Page excerpt>
Utilizing embedded transducers is an effective approach to monitor a landslide. However, for existing structures, sensors can only be postembedded, which involves drilling and grouting, and may change the original state of the structure, which calls for the need to study the effectiveness of postembedded transducers. The main focus of this paper is the feasibility study of the interlayer slide detection using postembedded piezoceramic smart aggregates (SAs). In this study, a small landslide structure that involves a weak layer is studied and two pairs of SAs were embedded in predetermined positions inside the structure. To study the difference, one pair of transducer was preembedded and the other pair was postembedded. Within each pair, one SA was employed as an actuator to generate stress waves, and another SA used as a sensor to detect wave responses. Active-sensing approach was developed to perform continuous monitoring during structural loading that was used to induce an interlayer slide. The occurrence of interlayer slide attenuates wave energy and decreases signal intensity. A wavelet-packed index was proposed to detect the occurrence and development of interlayer slide. Experimental results demonstrated that SA installation through postembedding process is an innovative yet effective approach to monitor interlayer slide.

1. Introduction

Landslides may cause immense property damage and even loss of life. Landslides are usually triggered by environmental changes, such as earthquake, heavy rainfall, or rise of ground water levels. These factors can amplify the inherent weakness inside a landslide body, which is defined as a weak layer [1]. Landslides occur due to interlayer slide along the weak layer. The interface between the weak layer and the surrounding medium transfers internal stress when the slope mass is subjected to vertical loading compression. Before a slide, the friction between these two regions accumulates until the accumulated stress is suddenly released and the mass slips along the weak sliding surface. It is essential to develop an effective detection technique to monitor and study interlayer slide damage to provide early warning.

Element boundary records
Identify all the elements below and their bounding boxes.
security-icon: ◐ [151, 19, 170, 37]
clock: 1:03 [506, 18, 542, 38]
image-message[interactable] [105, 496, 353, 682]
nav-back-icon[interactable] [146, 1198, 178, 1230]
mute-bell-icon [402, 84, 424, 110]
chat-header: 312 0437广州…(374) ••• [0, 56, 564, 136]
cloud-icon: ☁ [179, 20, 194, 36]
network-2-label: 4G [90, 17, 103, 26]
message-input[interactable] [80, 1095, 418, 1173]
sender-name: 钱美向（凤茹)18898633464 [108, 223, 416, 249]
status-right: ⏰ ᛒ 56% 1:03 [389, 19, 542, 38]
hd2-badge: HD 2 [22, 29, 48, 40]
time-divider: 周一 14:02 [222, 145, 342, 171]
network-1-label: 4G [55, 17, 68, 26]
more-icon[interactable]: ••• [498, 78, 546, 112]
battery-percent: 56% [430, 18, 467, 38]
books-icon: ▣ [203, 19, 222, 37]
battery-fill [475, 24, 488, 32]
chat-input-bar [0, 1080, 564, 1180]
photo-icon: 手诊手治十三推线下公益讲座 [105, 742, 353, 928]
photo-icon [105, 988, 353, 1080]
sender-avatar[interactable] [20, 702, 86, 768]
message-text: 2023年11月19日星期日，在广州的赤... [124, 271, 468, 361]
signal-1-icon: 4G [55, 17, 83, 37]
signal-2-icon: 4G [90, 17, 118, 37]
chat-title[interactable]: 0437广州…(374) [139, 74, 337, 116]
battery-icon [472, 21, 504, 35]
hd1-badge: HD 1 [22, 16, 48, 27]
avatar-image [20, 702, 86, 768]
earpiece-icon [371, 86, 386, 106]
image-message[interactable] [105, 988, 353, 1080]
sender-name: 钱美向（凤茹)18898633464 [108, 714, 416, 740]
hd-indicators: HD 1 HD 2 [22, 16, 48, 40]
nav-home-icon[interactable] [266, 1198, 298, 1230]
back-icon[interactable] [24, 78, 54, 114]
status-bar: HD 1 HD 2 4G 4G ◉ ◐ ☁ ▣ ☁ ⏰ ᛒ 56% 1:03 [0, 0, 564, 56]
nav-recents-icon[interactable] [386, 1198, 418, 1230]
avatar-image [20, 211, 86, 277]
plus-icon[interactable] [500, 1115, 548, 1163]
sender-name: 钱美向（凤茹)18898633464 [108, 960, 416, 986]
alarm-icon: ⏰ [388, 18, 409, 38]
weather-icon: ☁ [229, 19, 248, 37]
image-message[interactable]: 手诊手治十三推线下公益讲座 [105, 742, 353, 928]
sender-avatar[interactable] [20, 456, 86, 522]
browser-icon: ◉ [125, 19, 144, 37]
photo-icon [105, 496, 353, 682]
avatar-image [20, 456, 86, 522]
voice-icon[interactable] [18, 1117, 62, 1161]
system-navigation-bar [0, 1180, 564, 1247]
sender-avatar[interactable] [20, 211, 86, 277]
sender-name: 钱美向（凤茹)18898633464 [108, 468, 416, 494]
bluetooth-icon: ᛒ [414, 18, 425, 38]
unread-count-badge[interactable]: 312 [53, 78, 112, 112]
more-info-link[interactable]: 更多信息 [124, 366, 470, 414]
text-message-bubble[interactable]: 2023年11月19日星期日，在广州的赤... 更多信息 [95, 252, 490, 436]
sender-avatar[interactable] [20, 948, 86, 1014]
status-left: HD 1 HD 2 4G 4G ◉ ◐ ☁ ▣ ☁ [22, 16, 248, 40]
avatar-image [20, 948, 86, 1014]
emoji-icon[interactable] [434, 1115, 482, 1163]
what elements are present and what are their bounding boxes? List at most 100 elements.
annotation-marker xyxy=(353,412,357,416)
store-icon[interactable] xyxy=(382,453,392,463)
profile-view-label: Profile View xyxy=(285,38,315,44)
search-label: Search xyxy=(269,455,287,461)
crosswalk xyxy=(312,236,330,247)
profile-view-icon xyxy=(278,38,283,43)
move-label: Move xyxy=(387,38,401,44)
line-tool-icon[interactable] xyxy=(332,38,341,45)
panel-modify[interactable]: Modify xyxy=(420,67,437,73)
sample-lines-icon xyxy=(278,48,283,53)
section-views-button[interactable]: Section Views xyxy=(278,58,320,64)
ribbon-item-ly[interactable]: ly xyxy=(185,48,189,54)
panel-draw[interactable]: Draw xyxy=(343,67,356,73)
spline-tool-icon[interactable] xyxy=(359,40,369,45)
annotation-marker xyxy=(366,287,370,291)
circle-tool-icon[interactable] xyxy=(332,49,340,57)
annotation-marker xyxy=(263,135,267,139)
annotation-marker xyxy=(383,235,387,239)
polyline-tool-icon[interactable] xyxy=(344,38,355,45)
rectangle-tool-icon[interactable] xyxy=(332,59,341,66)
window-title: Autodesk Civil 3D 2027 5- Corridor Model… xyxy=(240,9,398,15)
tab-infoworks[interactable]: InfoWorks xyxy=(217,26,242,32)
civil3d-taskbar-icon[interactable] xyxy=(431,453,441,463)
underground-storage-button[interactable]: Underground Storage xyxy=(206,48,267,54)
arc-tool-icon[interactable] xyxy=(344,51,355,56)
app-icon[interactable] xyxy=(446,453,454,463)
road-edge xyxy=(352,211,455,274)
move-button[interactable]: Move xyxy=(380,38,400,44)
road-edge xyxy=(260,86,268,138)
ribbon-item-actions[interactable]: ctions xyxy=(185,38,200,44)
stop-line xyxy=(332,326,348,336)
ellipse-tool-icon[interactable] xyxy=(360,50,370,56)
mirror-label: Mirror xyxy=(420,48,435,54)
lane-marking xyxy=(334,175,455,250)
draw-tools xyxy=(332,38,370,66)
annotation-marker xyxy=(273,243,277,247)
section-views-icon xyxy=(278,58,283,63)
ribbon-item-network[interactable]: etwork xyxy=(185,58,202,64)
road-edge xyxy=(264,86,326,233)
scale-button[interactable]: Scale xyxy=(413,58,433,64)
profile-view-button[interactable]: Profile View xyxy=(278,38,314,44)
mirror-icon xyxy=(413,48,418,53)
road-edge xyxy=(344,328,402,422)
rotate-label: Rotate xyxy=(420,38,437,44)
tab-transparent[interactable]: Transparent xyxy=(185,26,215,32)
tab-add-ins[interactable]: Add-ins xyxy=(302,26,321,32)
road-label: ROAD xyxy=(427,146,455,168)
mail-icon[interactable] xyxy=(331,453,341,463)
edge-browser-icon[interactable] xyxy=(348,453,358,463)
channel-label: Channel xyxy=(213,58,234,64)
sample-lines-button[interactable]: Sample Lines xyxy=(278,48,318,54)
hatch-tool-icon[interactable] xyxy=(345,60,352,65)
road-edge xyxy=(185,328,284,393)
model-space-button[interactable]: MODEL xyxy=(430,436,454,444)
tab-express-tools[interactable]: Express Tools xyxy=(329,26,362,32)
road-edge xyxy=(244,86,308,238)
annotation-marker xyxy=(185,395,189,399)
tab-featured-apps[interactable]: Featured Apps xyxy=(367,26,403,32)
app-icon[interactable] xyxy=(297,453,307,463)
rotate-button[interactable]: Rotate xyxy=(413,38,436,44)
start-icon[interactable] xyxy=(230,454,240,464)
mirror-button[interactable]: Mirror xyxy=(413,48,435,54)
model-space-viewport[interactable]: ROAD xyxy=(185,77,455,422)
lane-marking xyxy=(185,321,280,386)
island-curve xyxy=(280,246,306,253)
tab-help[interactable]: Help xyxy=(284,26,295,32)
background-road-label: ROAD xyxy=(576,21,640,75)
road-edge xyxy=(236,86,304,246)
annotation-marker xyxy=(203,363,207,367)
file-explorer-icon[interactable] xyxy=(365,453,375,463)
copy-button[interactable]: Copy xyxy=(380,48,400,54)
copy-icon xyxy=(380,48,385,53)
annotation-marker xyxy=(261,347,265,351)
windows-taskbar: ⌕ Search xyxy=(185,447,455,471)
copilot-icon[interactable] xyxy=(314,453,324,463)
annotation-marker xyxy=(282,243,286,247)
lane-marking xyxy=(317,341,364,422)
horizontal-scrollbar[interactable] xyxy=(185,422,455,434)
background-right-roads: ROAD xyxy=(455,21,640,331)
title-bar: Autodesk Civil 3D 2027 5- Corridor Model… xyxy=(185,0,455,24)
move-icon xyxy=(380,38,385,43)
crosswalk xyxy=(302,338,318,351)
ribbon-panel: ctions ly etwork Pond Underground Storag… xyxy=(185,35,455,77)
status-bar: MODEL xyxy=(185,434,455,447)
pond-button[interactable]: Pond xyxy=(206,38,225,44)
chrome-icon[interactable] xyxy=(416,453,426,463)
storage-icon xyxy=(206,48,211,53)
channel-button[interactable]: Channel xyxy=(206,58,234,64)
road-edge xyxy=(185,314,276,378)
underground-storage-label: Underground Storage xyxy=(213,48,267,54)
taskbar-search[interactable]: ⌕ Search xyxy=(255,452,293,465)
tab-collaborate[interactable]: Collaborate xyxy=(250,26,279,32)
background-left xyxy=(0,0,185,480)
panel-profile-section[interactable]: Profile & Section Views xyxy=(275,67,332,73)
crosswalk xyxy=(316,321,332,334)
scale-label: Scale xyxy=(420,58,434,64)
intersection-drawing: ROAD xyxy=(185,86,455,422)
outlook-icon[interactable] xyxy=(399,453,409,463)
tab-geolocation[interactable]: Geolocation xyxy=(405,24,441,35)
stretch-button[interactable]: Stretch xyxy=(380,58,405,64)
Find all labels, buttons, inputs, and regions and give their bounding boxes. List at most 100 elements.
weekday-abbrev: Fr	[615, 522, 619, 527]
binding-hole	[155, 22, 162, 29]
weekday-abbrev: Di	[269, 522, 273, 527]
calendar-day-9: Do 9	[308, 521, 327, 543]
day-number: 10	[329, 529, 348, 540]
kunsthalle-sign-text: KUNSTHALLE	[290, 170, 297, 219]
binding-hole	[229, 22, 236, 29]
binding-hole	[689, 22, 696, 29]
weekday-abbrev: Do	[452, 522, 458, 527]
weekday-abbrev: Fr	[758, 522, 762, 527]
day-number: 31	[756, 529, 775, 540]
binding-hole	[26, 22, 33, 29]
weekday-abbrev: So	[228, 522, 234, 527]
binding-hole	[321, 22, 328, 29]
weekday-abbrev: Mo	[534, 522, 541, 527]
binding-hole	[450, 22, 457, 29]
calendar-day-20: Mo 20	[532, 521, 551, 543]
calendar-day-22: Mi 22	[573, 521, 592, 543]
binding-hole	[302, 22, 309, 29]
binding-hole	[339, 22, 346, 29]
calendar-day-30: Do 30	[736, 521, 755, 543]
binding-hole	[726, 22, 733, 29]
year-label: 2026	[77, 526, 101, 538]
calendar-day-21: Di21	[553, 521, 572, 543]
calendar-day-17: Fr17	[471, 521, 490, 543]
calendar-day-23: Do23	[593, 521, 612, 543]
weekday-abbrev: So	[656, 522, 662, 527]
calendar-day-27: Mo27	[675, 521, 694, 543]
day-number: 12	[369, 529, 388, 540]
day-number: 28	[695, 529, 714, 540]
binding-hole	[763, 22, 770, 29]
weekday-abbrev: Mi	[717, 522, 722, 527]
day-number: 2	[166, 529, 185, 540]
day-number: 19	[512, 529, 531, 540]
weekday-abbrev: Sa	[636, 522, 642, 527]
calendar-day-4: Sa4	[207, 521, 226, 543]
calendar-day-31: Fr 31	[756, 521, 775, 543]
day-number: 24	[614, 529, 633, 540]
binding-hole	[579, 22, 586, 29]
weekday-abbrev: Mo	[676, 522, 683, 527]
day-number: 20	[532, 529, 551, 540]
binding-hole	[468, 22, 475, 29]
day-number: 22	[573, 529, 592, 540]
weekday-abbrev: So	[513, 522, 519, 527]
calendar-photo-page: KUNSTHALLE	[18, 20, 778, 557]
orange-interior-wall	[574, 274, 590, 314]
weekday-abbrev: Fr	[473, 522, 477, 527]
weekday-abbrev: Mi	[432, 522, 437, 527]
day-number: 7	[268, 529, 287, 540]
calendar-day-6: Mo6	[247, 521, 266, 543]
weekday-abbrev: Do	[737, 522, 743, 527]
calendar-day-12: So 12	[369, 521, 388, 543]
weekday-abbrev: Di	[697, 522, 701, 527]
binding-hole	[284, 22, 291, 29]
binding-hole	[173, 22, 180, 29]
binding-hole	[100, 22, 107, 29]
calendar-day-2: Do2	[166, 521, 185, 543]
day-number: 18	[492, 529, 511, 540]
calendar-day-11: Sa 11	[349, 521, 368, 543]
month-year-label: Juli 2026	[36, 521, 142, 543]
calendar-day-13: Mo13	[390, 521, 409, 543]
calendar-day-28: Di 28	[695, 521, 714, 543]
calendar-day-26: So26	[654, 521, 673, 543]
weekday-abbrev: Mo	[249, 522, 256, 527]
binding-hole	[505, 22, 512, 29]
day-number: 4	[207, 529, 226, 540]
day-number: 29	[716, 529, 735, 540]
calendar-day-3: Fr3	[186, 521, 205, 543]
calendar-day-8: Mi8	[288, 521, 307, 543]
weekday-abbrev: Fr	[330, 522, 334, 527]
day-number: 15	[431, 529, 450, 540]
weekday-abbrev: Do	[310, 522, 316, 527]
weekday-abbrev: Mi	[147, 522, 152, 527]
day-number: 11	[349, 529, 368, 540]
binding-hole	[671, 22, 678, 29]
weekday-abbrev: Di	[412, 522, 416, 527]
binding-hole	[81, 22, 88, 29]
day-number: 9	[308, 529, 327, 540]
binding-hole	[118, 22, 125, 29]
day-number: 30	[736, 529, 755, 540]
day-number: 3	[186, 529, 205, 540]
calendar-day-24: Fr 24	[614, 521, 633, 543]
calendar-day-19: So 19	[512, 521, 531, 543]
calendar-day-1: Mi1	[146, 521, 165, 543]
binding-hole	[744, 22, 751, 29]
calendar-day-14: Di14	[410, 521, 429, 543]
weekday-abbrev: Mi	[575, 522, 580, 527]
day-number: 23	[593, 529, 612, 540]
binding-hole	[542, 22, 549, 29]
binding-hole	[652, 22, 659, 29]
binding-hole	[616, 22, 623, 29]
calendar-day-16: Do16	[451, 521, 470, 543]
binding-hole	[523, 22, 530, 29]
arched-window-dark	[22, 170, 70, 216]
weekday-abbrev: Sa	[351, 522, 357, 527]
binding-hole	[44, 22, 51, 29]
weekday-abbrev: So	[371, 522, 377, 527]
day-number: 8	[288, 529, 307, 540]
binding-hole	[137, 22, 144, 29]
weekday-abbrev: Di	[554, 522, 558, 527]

Required tasks>
1. Rewrite the paragraph of the landslide monitoring text that begins "Landslides may cause immense property damage" as a short bulleted list that keeps its main facts.
2. In the records, replace "sender-name" with "author-name" across the stretch from the start of the records through the line containing "back-icon[interactable] [24, 78, 54, 114]", and leave everything else unchanged.

Results>
1.
- Landslides can cause immense property damage and even loss of life.
- Environmental changes such as earthquakes, heavy rainfall, or rising groundwater levels usually trigger them.
- These factors amplify a weak layer inside the landslide body, and landslides occur through interlayer slide along that layer.
- Under vertical loading compression, the interface between the weak layer and the surrounding medium transfers internal stress.
- Friction between the two regions builds up until the stress is suddenly released and the mass slips along the weak sliding surface.
- An effective detection technique is needed to monitor and study interlayer slide damage so that early warning can be given.

2.
Identify all the elements below and their bounding boxes.
security-icon: ◐ [151, 19, 170, 37]
clock: 1:03 [506, 18, 542, 38]
image-message[interactable] [105, 496, 353, 682]
nav-back-icon[interactable] [146, 1198, 178, 1230]
mute-bell-icon [402, 84, 424, 110]
chat-header: 312 0437广州…(374) ••• [0, 56, 564, 136]
cloud-icon: ☁ [179, 20, 194, 36]
network-2-label: 4G [90, 17, 103, 26]
message-input[interactable] [80, 1095, 418, 1173]
author-name: 钱美向（凤茹)18898633464 [108, 223, 416, 249]
status-right: ⏰ ᛒ 56% 1:03 [389, 19, 542, 38]
hd2-badge: HD 2 [22, 29, 48, 40]
time-divider: 周一 14:02 [222, 145, 342, 171]
network-1-label: 4G [55, 17, 68, 26]
more-icon[interactable]: ••• [498, 78, 546, 112]
battery-percent: 56% [430, 18, 467, 38]
books-icon: ▣ [203, 19, 222, 37]
battery-fill [475, 24, 488, 32]
chat-input-bar [0, 1080, 564, 1180]
photo-icon: 手诊手治十三推线下公益讲座 [105, 742, 353, 928]
photo-icon [105, 988, 353, 1080]
sender-avatar[interactable] [20, 702, 86, 768]
message-text: 2023年11月19日星期日，在广州的赤... [124, 271, 468, 361]
signal-1-icon: 4G [55, 17, 83, 37]
signal-2-icon: 4G [90, 17, 118, 37]
chat-title[interactable]: 0437广州…(374) [139, 74, 337, 116]
battery-icon [472, 21, 504, 35]
hd1-badge: HD 1 [22, 16, 48, 27]
avatar-image [20, 702, 86, 768]
earpiece-icon [371, 86, 386, 106]
image-message[interactable] [105, 988, 353, 1080]
author-name: 钱美向（凤茹)18898633464 [108, 714, 416, 740]
hd-indicators: HD 1 HD 2 [22, 16, 48, 40]
nav-home-icon[interactable] [266, 1198, 298, 1230]
back-icon[interactable] [24, 78, 54, 114]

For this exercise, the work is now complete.